Short problem.
Would you set down every entry shown below, precisely as written?

********

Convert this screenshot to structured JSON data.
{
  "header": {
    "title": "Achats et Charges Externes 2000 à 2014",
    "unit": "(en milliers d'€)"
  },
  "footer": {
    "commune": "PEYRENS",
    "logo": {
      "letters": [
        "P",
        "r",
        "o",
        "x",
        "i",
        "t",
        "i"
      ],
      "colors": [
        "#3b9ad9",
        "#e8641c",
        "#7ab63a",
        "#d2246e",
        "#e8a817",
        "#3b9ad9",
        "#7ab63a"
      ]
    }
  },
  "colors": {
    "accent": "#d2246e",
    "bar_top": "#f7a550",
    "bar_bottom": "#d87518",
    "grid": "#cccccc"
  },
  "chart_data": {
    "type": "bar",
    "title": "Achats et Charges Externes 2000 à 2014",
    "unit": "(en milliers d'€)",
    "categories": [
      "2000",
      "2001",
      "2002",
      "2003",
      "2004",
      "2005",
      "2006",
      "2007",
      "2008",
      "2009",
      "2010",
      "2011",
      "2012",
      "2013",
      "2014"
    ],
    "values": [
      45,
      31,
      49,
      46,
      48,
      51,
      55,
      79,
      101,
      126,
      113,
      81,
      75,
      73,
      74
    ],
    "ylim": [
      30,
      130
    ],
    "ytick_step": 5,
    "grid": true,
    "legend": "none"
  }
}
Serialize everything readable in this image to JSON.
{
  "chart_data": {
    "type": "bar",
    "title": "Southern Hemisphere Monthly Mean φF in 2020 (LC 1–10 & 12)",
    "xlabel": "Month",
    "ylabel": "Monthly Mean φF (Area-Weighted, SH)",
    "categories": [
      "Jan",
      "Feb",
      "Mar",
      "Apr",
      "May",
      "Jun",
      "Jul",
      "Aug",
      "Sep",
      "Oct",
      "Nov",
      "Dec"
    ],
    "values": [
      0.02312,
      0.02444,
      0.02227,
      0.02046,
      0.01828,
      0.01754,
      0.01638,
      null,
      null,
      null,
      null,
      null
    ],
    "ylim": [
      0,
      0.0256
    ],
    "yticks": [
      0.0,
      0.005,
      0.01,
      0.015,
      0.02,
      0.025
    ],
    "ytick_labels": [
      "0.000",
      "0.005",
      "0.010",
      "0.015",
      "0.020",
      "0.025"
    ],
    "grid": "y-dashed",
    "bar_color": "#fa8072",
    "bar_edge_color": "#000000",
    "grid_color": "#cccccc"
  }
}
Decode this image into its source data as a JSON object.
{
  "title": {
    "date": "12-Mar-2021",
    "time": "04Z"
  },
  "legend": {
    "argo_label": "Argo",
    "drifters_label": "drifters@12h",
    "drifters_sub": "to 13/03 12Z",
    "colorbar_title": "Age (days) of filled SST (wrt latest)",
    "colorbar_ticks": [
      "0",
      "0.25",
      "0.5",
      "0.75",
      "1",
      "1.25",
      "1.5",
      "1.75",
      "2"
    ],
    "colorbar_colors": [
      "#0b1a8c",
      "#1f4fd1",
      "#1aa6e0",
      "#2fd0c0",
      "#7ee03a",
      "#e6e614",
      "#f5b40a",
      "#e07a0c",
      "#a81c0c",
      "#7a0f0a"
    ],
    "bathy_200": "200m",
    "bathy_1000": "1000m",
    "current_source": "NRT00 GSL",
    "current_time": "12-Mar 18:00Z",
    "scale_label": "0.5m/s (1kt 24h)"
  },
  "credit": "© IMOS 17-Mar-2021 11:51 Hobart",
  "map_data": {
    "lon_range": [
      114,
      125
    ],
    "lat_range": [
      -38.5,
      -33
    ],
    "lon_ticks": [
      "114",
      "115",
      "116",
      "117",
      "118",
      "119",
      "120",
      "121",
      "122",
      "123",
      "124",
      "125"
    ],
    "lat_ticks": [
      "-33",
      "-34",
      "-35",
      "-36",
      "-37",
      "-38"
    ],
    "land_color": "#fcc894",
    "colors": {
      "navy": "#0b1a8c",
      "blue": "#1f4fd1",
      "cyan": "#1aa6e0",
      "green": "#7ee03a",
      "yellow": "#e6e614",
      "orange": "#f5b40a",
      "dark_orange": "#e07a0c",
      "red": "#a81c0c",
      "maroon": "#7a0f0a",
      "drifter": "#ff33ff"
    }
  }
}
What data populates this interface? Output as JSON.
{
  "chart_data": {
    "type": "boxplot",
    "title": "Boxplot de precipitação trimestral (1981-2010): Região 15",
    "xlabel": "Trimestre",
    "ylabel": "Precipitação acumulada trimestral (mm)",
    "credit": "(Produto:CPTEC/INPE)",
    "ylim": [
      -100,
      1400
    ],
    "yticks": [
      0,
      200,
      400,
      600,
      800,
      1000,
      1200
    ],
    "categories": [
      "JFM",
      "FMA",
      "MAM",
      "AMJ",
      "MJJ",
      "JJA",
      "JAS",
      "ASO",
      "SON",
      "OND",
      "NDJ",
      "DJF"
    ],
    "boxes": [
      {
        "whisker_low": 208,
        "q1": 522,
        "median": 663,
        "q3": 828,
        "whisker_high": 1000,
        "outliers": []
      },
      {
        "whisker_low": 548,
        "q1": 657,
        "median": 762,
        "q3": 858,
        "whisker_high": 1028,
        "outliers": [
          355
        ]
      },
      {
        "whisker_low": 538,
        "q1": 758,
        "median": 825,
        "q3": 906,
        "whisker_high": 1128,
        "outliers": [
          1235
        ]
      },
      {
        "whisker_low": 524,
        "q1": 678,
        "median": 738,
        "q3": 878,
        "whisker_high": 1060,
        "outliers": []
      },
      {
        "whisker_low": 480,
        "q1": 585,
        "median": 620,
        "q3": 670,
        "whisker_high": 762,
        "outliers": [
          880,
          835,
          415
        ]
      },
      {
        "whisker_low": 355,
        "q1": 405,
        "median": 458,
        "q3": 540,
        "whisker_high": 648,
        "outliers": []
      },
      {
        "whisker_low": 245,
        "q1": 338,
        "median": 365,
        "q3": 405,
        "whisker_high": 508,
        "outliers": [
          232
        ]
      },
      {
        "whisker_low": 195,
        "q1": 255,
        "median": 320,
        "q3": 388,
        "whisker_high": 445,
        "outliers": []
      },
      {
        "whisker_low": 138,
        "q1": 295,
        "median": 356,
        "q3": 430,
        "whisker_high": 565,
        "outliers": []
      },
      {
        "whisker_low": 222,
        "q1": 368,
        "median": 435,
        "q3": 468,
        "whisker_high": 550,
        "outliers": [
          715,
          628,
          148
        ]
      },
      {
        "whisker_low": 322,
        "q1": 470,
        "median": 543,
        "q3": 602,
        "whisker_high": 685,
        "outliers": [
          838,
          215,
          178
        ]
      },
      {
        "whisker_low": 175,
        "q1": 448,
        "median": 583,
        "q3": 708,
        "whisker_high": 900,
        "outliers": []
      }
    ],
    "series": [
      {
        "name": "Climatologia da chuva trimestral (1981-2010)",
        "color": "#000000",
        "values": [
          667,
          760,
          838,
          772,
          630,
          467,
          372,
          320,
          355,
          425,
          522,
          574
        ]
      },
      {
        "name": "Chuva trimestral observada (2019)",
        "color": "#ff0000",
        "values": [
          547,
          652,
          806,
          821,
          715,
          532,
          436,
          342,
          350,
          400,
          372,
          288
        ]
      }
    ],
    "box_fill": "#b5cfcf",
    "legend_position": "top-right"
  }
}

********

In response.
Convert this screenshot to structured JSON data.
{
  "header": {
    "title": "Achats et Charges Externes 2000 à 2014",
    "unit": "(en milliers d'€)"
  },
  "footer": {
    "commune": "PEYRENS",
    "logo": {
      "letters": [
        "P",
        "r",
        "o",
        "x",
        "i",
        "t",
        "i"
      ],
      "colors": [
        "#3b9ad9",
        "#e8641c",
        "#7ab63a",
        "#d2246e",
        "#e8a817",
        "#3b9ad9",
        "#7ab63a"
      ]
    }
  },
  "colors": {
    "accent": "#d2246e",
    "bar_top": "#f7a550",
    "bar_bottom": "#d87518",
    "grid": "#cccccc"
  },
  "chart_data": {
    "type": "bar",
    "title": "Achats et Charges Externes 2000 à 2014",
    "unit": "(en milliers d'€)",
    "categories": [
      "2000",
      "2001",
      "2002",
      "2003",
      "2004",
      "2005",
      "2006",
      "2007",
      "2008",
      "2009",
      "2010",
      "2011",
      "2012",
      "2013",
      "2014"
    ],
    "values": [
      45,
      31,
      49,
      46,
      48,
      51,
      55,
      79,
      101,
      126,
      113,
      81,
      75,
      73,
      74
    ],
    "ylim": [
      30,
      130
    ],
    "ytick_step": 5,
    "grid": true,
    "legend": "none"
  }
}
Serialize everything readable in this image to JSON.
{
  "chart_data": {
    "type": "bar",
    "title": "Southern Hemisphere Monthly Mean φF in 2020 (LC 1–10 & 12)",
    "xlabel": "Month",
    "ylabel": "Monthly Mean φF (Area-Weighted, SH)",
    "categories": [
      "Jan",
      "Feb",
      "Mar",
      "Apr",
      "May",
      "Jun",
      "Jul",
      "Aug",
      "Sep",
      "Oct",
      "Nov",
      "Dec"
    ],
    "values": [
      0.02312,
      0.02444,
      0.02227,
      0.02046,
      0.01828,
      0.01754,
      0.01638,
      null,
      null,
      null,
      null,
      null
    ],
    "ylim": [
      0,
      0.0256
    ],
    "yticks": [
      0.0,
      0.005,
      0.01,
      0.015,
      0.02,
      0.025
    ],
    "ytick_labels": [
      "0.000",
      "0.005",
      "0.010",
      "0.015",
      "0.020",
      "0.025"
    ],
    "grid": "y-dashed",
    "bar_color": "#fa8072",
    "bar_edge_color": "#000000",
    "grid_color": "#cccccc"
  }
}
Decode this image into its source data as a JSON object.
{
  "title": {
    "date": "12-Mar-2021",
    "time": "04Z"
  },
  "legend": {
    "argo_label": "Argo",
    "drifters_label": "drifters@12h",
    "drifters_sub": "to 13/03 12Z",
    "colorbar_title": "Age (days) of filled SST (wrt latest)",
    "colorbar_ticks": [
      "0",
      "0.25",
      "0.5",
      "0.75",
      "1",
      "1.25",
      "1.5",
      "1.75",
      "2"
    ],
    "colorbar_colors": [
      "#0b1a8c",
      "#1f4fd1",
      "#1aa6e0",
      "#2fd0c0",
      "#7ee03a",
      "#e6e614",
      "#f5b40a",
      "#e07a0c",
      "#a81c0c",
      "#7a0f0a"
    ],
    "bathy_200": "200m",
    "bathy_1000": "1000m",
    "current_source": "NRT00 GSL",
    "current_time": "12-Mar 18:00Z",
    "scale_label": "0.5m/s (1kt 24h)"
  },
  "credit": "© IMOS 17-Mar-2021 11:51 Hobart",
  "map_data": {
    "lon_range": [
      114,
      125
    ],
    "lat_range": [
      -38.5,
      -33
    ],
    "lon_ticks": [
      "114",
      "115",
      "116",
      "117",
      "118",
      "119",
      "120",
      "121",
      "122",
      "123",
      "124",
      "125"
    ],
    "lat_ticks": [
      "-33",
      "-34",
      "-35",
      "-36",
      "-37",
      "-38"
    ],
    "land_color": "#fcc894",
    "colors": {
      "navy": "#0b1a8c",
      "blue": "#1f4fd1",
      "cyan": "#1aa6e0",
      "green": "#7ee03a",
      "yellow": "#e6e614",
      "orange": "#f5b40a",
      "dark_orange": "#e07a0c",
      "red": "#a81c0c",
      "maroon": "#7a0f0a",
      "drifter": "#ff33ff"
    }
  }
}
What data populates this interface? Output as JSON.
{
  "chart_data": {
    "type": "boxplot",
    "title": "Boxplot de precipitação trimestral (1981-2010): Região 15",
    "xlabel": "Trimestre",
    "ylabel": "Precipitação acumulada trimestral (mm)",
    "credit": "(Produto:CPTEC/INPE)",
    "ylim": [
      -100,
      1400
    ],
    "yticks": [
      0,
      200,
      400,
      600,
      800,
      1000,
      1200
    ],
    "categories": [
      "JFM",
      "FMA",
      "MAM",
      "AMJ",
      "MJJ",
      "JJA",
      "JAS",
      "ASO",
      "SON",
      "OND",
      "NDJ",
      "DJF"
    ],
    "boxes": [
      {
        "whisker_low": 208,
        "q1": 522,
        "median": 663,
        "q3": 828,
        "whisker_high": 1000,
        "outliers": []
      },
      {
        "whisker_low": 548,
        "q1": 657,
        "median": 762,
        "q3": 858,
        "whisker_high": 1028,
        "outliers": [
          355
        ]
      },
      {
        "whisker_low": 538,
        "q1": 758,
        "median": 825,
        "q3": 906,
        "whisker_high": 1128,
        "outliers": [
          1235
        ]
      },
      {
        "whisker_low": 524,
        "q1": 678,
        "median": 738,
        "q3": 878,
        "whisker_high": 1060,
        "outliers": []
      },
      {
        "whisker_low": 480,
        "q1": 585,
        "median": 620,
        "q3": 670,
        "whisker_high": 762,
        "outliers": [
          880,
          835,
          415
        ]
      },
      {
        "whisker_low": 355,
        "q1": 405,
        "median": 458,
        "q3": 540,
        "whisker_high": 648,
        "outliers": []
      },
      {
        "whisker_low": 245,
        "q1": 338,
        "median": 365,
        "q3": 405,
        "whisker_high": 508,
        "outliers": [
          232
        ]
      },
      {
        "whisker_low": 195,
        "q1": 255,
        "median": 320,
        "q3": 388,
        "whisker_high": 445,
        "outliers": []
      },
      {
        "whisker_low": 138,
        "q1": 295,
        "median": 356,
        "q3": 430,
        "whisker_high": 565,
        "outliers": []
      },
      {
        "whisker_low": 222,
        "q1": 368,
        "median": 435,
        "q3": 468,
        "whisker_high": 550,
        "outliers": [
          715,
          628,
          148
        ]
      },
      {
        "whisker_low": 322,
        "q1": 470,
        "median": 543,
        "q3": 602,
        "whisker_high": 685,
        "outliers": [
          838,
          215,
          178
        ]
      },
      {
        "whisker_low": 175,
        "q1": 448,
        "median": 583,
        "q3": 708,
        "whisker_high": 900,
        "outliers": []
      }
    ],
    "series": [
      {
        "name": "Climatologia da chuva trimestral (1981-2010)",
        "color": "#000000",
        "values": [
          667,
          760,
          838,
          772,
          630,
          467,
          372,
          320,
          355,
          425,
          522,
          574
        ]
      },
      {
        "name": "Chuva trimestral observada (2019)",
        "color": "#ff0000",
        "values": [
          547,
          652,
          806,
          821,
          715,
          532,
          436,
          342,
          350,
          400,
          372,
          288
        ]
      }
    ],
    "box_fill": "#b5cfcf",
    "legend_position": "top-right"
  }
}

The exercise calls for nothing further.